EXERCISE TASK — Using the entries that follow, state how many lines contain the word "pattern". The response is that number and nothing more.

'''

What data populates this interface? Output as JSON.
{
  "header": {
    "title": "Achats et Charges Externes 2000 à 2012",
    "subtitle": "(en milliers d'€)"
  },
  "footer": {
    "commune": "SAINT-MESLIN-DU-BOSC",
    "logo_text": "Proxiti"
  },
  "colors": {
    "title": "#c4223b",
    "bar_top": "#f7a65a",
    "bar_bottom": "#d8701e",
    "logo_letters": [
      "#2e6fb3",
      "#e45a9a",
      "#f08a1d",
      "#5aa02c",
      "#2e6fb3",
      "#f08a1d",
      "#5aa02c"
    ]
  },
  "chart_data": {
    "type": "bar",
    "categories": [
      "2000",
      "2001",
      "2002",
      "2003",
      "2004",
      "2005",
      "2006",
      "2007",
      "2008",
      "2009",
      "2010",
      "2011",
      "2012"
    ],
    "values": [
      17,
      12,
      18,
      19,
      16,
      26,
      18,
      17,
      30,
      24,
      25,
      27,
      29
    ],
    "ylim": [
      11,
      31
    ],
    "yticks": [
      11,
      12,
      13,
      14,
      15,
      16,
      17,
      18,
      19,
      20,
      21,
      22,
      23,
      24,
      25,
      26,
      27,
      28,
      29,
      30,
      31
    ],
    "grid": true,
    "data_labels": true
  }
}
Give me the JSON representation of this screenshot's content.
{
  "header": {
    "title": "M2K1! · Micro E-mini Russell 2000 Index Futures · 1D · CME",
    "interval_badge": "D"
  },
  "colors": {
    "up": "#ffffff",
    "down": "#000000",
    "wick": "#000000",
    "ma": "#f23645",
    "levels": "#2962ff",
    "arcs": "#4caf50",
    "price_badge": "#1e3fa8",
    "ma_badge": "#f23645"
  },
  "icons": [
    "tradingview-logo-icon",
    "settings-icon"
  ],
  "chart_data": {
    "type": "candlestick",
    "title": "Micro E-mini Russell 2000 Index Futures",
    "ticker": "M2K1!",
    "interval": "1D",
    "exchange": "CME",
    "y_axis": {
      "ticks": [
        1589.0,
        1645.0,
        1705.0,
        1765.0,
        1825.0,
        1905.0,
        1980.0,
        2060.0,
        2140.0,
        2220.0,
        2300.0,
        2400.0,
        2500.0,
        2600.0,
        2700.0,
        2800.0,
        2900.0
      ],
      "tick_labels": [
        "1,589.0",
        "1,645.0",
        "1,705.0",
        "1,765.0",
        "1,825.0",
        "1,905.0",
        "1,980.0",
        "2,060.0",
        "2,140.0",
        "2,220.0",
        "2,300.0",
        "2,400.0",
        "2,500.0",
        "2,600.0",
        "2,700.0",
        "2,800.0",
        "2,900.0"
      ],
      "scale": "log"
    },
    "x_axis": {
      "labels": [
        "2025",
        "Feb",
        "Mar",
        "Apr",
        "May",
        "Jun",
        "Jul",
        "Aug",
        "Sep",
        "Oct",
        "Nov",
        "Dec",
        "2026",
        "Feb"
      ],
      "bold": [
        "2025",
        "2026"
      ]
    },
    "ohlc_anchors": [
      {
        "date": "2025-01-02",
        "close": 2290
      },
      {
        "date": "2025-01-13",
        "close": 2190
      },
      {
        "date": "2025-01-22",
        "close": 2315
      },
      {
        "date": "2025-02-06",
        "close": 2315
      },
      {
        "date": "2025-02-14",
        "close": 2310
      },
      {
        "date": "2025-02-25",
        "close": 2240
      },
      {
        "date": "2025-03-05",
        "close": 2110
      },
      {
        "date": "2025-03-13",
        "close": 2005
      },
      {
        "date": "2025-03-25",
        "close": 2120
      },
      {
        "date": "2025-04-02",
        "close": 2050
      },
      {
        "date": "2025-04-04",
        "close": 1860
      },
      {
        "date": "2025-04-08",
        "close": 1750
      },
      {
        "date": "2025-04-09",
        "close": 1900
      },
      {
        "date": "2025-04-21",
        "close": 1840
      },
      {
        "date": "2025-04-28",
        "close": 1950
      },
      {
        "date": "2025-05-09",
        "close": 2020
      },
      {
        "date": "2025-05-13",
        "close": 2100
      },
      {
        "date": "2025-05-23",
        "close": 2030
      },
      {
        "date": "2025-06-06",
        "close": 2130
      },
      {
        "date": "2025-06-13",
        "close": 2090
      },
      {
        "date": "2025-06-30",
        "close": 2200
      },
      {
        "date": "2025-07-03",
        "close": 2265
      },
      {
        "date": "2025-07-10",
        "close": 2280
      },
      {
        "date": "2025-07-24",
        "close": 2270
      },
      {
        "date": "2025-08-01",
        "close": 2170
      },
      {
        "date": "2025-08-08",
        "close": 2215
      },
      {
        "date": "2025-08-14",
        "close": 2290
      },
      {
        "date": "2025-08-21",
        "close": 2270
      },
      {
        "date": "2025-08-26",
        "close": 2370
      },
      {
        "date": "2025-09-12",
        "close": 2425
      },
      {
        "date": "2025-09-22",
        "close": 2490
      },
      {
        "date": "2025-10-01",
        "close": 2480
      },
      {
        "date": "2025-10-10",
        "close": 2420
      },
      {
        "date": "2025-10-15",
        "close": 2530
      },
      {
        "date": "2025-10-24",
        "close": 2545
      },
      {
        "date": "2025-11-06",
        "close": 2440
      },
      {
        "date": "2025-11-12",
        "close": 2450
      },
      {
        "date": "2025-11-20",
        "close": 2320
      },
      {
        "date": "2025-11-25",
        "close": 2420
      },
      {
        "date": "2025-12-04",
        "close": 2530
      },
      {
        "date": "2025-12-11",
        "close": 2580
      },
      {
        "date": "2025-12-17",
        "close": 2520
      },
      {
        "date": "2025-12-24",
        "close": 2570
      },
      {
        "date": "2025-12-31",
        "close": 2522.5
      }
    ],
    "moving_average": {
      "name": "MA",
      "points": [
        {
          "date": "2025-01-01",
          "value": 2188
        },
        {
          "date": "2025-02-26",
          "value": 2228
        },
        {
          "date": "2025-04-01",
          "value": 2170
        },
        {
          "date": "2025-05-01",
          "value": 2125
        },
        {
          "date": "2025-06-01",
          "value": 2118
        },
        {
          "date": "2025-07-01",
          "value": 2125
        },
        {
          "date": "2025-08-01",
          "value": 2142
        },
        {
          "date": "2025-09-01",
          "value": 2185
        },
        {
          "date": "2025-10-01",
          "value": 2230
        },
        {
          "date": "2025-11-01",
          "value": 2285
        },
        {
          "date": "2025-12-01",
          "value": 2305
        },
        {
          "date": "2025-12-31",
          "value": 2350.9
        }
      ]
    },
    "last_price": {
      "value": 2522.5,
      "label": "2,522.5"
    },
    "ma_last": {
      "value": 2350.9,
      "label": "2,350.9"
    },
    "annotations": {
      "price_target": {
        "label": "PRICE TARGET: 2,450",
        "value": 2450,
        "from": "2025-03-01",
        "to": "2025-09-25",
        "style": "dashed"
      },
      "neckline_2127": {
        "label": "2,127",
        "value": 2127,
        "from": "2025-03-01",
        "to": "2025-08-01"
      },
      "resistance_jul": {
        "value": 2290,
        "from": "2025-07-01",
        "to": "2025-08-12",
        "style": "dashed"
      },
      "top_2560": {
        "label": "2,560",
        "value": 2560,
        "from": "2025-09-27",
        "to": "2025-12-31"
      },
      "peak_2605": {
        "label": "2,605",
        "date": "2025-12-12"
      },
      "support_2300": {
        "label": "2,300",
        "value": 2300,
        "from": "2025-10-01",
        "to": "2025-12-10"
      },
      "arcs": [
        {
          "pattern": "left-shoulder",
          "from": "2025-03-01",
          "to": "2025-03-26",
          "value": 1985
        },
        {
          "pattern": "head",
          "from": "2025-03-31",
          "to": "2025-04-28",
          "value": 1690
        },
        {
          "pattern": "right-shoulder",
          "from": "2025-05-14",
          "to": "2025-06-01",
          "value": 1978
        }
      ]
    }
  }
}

'''

ANSWER IN FULL — 3